■ DIRECTION ■
Report, as a bare number, how many lines hold "exercise".

# # # # #

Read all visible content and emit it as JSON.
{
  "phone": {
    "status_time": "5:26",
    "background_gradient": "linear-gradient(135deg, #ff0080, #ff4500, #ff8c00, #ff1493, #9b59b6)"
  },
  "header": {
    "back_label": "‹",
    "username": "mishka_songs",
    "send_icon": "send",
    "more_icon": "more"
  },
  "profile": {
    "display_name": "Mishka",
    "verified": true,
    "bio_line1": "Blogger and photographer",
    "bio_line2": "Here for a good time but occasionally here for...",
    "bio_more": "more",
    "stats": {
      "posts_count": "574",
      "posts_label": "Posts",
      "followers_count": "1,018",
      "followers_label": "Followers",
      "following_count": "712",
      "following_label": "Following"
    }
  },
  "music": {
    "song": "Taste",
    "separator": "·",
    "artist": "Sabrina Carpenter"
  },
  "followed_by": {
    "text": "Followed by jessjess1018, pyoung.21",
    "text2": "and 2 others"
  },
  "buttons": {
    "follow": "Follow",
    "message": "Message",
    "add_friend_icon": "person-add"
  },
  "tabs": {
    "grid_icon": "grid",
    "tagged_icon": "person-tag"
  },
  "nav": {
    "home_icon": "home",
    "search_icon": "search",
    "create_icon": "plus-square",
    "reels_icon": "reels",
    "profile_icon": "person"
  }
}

# # # # #

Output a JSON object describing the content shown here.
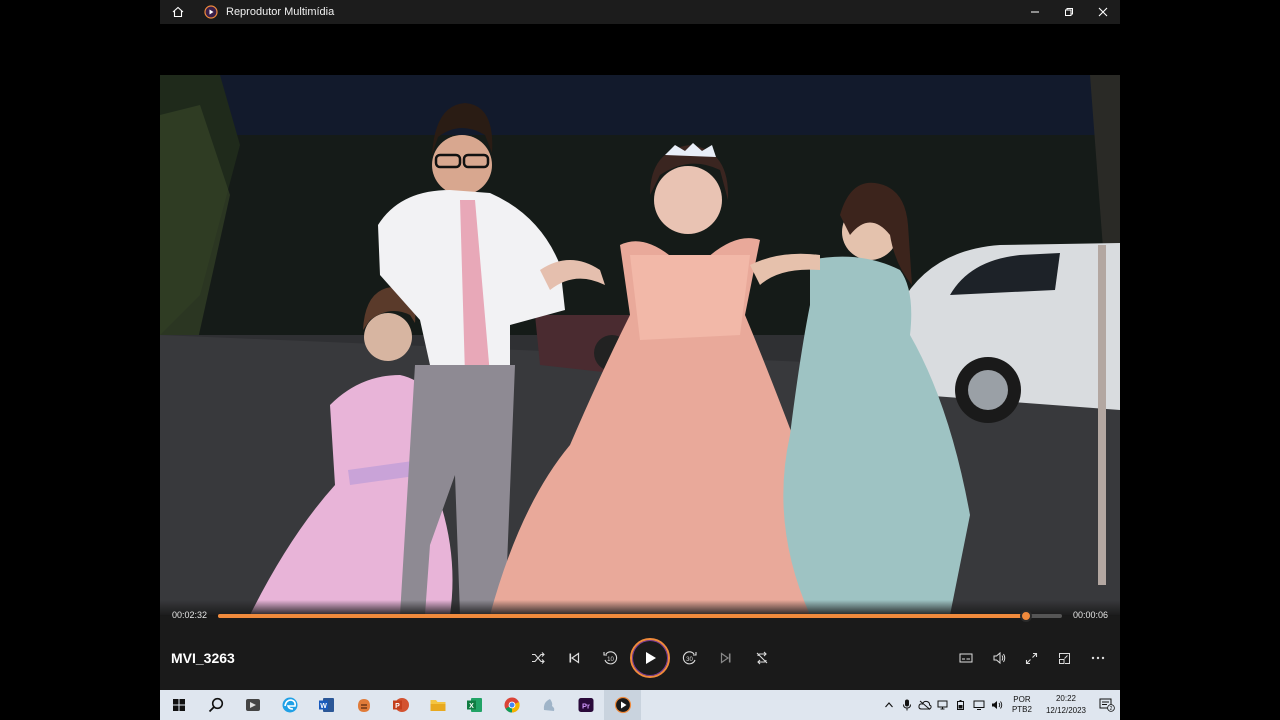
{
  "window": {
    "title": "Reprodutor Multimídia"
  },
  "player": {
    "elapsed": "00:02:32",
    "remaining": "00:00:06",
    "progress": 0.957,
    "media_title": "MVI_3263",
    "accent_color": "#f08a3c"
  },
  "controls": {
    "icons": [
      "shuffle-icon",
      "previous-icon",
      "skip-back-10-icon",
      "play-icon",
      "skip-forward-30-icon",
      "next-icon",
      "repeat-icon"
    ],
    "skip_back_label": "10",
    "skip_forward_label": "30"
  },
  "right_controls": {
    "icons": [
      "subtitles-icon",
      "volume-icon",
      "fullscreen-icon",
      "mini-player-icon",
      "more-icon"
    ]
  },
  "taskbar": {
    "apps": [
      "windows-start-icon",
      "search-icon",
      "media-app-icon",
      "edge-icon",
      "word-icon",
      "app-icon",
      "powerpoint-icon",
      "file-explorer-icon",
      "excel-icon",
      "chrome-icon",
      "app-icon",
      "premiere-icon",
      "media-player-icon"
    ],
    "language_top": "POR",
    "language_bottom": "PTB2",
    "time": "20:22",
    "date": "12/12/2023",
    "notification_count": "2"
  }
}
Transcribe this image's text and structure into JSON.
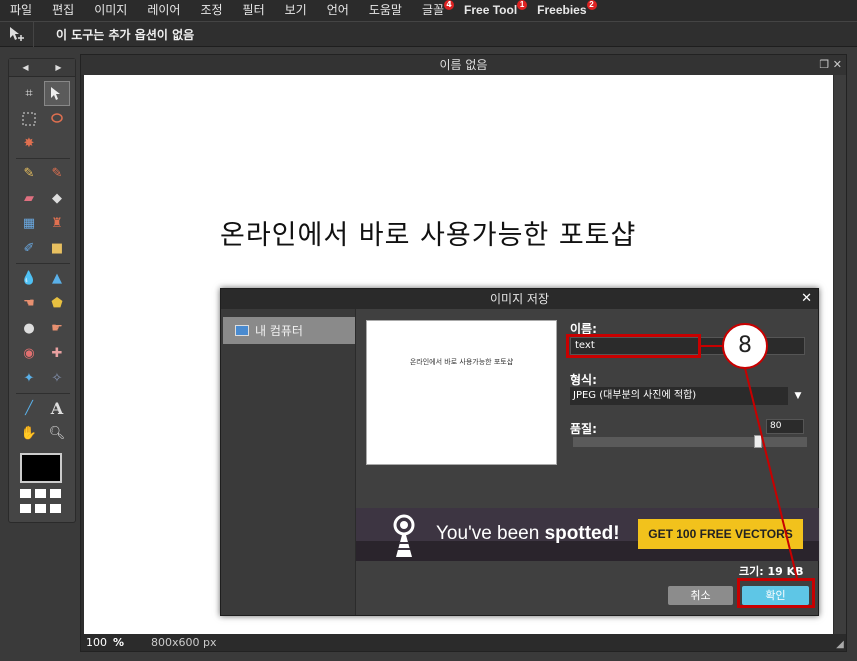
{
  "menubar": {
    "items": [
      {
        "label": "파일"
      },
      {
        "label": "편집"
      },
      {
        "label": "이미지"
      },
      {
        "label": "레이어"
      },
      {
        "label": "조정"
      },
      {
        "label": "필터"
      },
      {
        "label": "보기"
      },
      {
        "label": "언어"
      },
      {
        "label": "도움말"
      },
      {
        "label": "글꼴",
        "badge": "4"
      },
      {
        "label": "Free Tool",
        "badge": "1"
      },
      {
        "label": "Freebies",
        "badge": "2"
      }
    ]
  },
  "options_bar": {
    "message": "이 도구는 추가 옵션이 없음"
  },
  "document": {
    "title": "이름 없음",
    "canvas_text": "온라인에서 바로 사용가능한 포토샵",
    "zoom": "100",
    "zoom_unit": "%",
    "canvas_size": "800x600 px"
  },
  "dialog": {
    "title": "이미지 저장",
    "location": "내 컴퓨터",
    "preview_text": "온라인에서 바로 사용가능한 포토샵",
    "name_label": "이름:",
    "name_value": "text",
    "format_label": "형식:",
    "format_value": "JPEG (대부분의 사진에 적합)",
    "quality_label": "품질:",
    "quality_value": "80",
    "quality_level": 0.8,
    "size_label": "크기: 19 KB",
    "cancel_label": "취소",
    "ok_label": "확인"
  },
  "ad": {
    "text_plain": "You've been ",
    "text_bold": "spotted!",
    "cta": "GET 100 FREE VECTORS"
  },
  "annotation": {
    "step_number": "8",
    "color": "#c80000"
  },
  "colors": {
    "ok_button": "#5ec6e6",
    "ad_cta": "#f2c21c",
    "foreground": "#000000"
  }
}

# # # # #

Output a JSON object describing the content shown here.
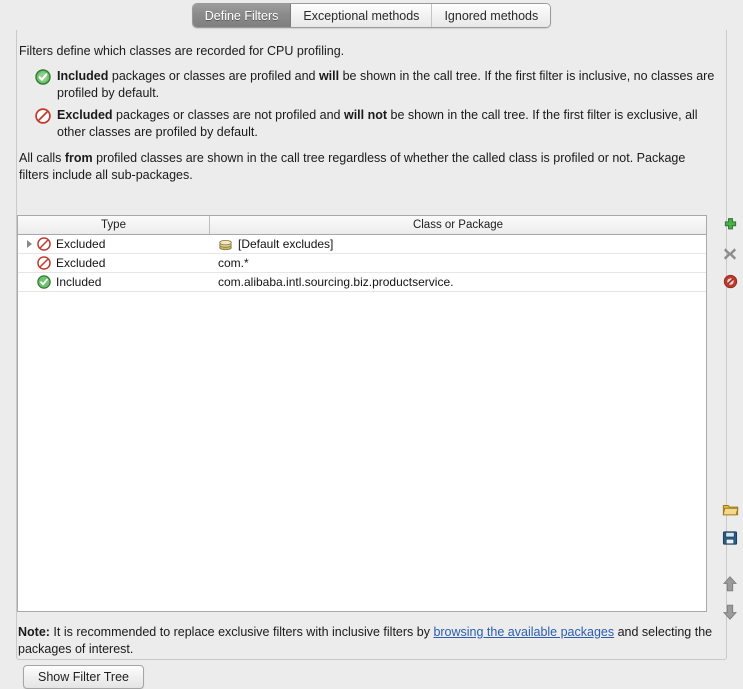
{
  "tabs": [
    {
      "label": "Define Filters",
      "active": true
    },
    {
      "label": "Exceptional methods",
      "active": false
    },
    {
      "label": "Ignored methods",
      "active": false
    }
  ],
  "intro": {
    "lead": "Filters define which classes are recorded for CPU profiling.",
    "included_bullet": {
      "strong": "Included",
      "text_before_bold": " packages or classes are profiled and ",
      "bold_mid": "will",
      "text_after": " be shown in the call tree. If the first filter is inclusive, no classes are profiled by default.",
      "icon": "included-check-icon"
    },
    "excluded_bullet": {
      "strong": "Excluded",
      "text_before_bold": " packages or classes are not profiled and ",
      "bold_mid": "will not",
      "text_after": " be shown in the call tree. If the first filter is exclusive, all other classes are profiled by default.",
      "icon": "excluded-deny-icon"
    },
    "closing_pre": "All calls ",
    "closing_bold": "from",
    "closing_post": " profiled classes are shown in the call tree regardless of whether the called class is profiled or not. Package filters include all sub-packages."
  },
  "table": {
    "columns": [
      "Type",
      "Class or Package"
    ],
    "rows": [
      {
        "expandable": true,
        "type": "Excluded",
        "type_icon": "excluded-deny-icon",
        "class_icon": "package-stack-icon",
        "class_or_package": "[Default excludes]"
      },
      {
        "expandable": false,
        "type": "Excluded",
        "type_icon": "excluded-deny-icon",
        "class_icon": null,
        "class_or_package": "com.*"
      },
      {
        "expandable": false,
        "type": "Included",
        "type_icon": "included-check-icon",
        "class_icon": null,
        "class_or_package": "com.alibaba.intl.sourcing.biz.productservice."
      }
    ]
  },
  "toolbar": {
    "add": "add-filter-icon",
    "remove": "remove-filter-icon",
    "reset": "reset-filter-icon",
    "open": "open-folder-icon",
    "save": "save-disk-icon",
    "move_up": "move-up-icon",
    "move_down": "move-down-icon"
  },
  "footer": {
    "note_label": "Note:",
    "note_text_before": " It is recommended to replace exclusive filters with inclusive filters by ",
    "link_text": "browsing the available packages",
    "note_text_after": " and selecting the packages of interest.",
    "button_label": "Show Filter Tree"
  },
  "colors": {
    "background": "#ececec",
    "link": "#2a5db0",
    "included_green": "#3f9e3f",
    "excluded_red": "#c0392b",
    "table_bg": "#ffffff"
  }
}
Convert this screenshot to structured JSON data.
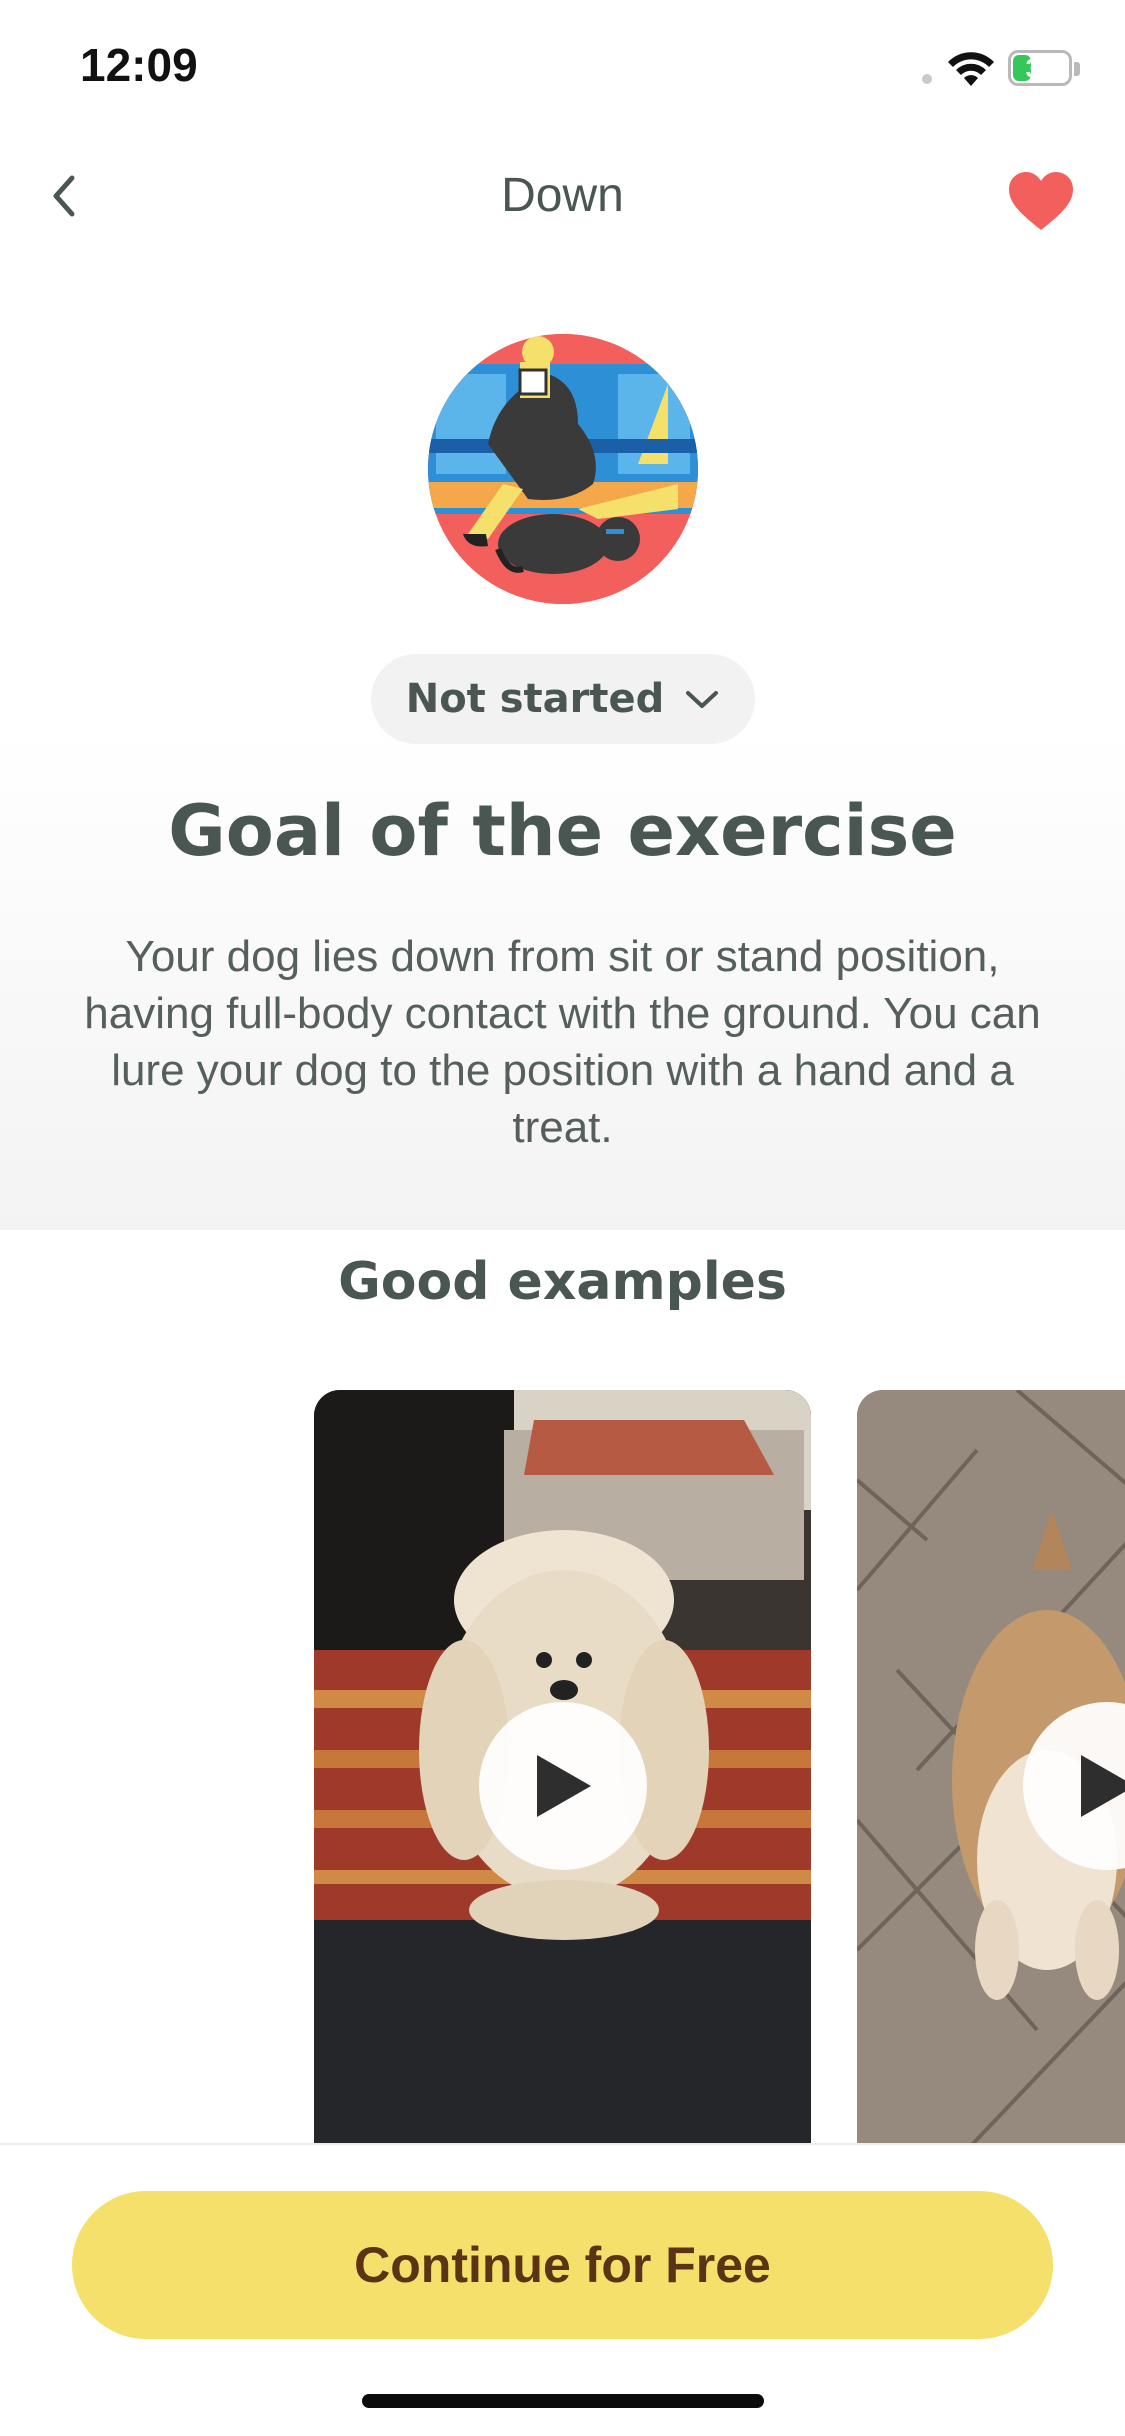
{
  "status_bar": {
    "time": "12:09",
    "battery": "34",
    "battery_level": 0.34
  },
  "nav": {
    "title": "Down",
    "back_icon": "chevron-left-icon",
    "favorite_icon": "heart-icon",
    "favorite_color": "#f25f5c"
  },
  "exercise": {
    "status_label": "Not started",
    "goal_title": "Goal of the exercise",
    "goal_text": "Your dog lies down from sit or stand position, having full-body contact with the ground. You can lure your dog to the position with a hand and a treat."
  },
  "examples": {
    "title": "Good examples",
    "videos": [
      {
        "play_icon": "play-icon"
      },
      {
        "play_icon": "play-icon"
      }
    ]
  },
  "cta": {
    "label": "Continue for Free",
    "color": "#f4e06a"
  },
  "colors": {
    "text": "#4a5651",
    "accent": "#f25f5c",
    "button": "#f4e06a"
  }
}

# # # # #

■ COMPLETE OUTPUT ■
2